**Record set:**
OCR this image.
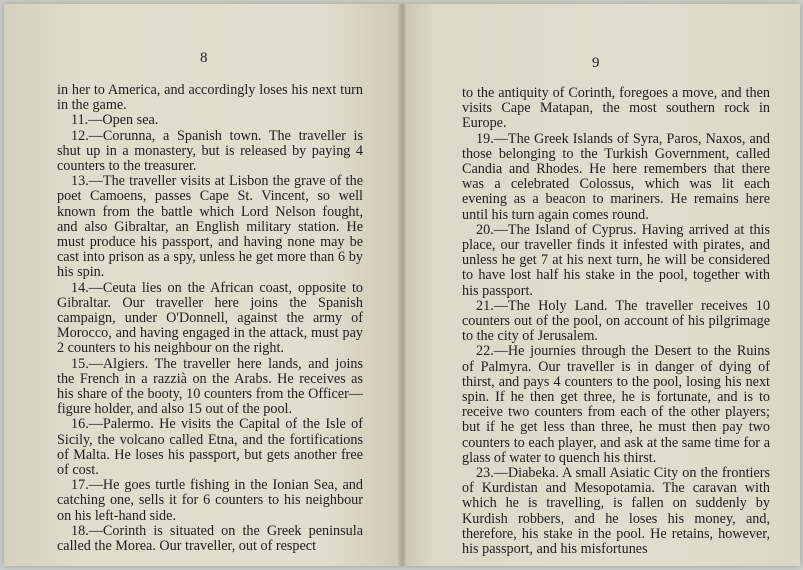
8

in her to America, and accordingly loses his next turn in the game.

11.—Open sea.

12.—Corunna, a Spanish town. The traveller is shut up in a monastery, but is released by paying 4 counters to the treasurer.

13.—The traveller visits at Lisbon the grave of the poet Camoens, passes Cape St. Vincent, so well known from the battle which Lord Nelson fought, and also Gibraltar, an English military station. He must produce his passport, and having none may be cast into prison as a spy, unless he get more than 6 by his spin.

14.—Ceuta lies on the African coast, opposite to Gibraltar. Our traveller here joins the Spanish campaign, under O'Donnell, against the army of Morocco, and having engaged in the attack, must pay 2 counters to his neighbour on the right.

15.—Algiers. The traveller here lands, and joins the French in a razzià on the Arabs. He receives as his share of the booty, 10 counters from the Officer—figure holder, and also 15 out of the pool.

16.—Palermo. He visits the Capital of the Isle of Sicily, the volcano called Etna, and the fortifications of Malta. He loses his passport, but gets another free of cost.

17.—He goes turtle fishing in the Ionian Sea, and catching one, sells it for 6 counters to his neighbour on his left-hand side.

18.—Corinth is situated on the Greek peninsula called the Morea. Our traveller, out of respect

9

to the antiquity of Corinth, foregoes a move, and then visits Cape Matapan, the most southern rock in Europe.

19.—The Greek Islands of Syra, Paros, Naxos, and those belonging to the Turkish Government, called Candia and Rhodes. He here remembers that there was a celebrated Colossus, which was lit each evening as a beacon to mariners. He remains here until his turn again comes round.

20.—The Island of Cyprus. Having arrived at this place, our traveller finds it infested with pirates, and unless he get 7 at his next turn, he will be considered to have lost half his stake in the pool, together with his passport.

21.—The Holy Land. The traveller receives 10 counters out of the pool, on account of his pilgrimage to the city of Jerusalem.

22.—He journies through the Desert to the Ruins of Palmyra. Our traveller is in danger of dying of thirst, and pays 4 counters to the pool, losing his next spin. If he then get three, he is fortunate, and is to receive two counters from each of the other players; but if he get less than three, he must then pay two counters to each player, and ask at the same time for a glass of water to quench his thirst.

23.—Diabeka. A small Asiatic City on the frontiers of Kurdistan and Mesopotamia. The caravan with which he is travelling, is fallen on suddenly by Kurdish robbers, and he loses his money, and, therefore, his stake in the pool. He retains, however, his passport, and his misfortunes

**Exercise:**
Each record above should come back exactly the same, only without its pictures.

**Problem solution:**
OCR this image.
8

in her to America, and accordingly loses his next turn in the game.

11.—Open sea.

12.—Corunna, a Spanish town. The traveller is shut up in a monastery, but is released by paying 4 counters to the treasurer.

13.—The traveller visits at Lisbon the grave of the poet Camoens, passes Cape St. Vincent, so well known from the battle which Lord Nelson fought, and also Gibraltar, an English military station. He must produce his passport, and having none may be cast into prison as a spy, unless he get more than 6 by his spin.

14.—Ceuta lies on the African coast, opposite to Gibraltar. Our traveller here joins the Spanish campaign, under O'Donnell, against the army of Morocco, and having engaged in the attack, must pay 2 counters to his neighbour on the right.

15.—Algiers. The traveller here lands, and joins the French in a razzià on the Arabs. He receives as his share of the booty, 10 counters from the Officer—figure holder, and also 15 out of the pool.

16.—Palermo. He visits the Capital of the Isle of Sicily, the volcano called Etna, and the fortifications of Malta. He loses his passport, but gets another free of cost.

17.—He goes turtle fishing in the Ionian Sea, and catching one, sells it for 6 counters to his neighbour on his left-hand side.

18.—Corinth is situated on the Greek peninsula called the Morea. Our traveller, out of respect

9

to the antiquity of Corinth, foregoes a move, and then visits Cape Matapan, the most southern rock in Europe.

19.—The Greek Islands of Syra, Paros, Naxos, and those belonging to the Turkish Government, called Candia and Rhodes. He here remembers that there was a celebrated Colossus, which was lit each evening as a beacon to mariners. He remains here until his turn again comes round.

20.—The Island of Cyprus. Having arrived at this place, our traveller finds it infested with pirates, and unless he get 7 at his next turn, he will be considered to have lost half his stake in the pool, together with his passport.

21.—The Holy Land. The traveller receives 10 counters out of the pool, on account of his pilgrimage to the city of Jerusalem.

22.—He journies through the Desert to the Ruins of Palmyra. Our traveller is in danger of dying of thirst, and pays 4 counters to the pool, losing his next spin. If he then get three, he is fortunate, and is to receive two counters from each of the other players; but if he get less than three, he must then pay two counters to each player, and ask at the same time for a glass of water to quench his thirst.

23.—Diabeka. A small Asiatic City on the frontiers of Kurdistan and Mesopotamia. The caravan with which he is travelling, is fallen on suddenly by Kurdish robbers, and he loses his money, and, therefore, his stake in the pool. He retains, however, his passport, and his misfortunes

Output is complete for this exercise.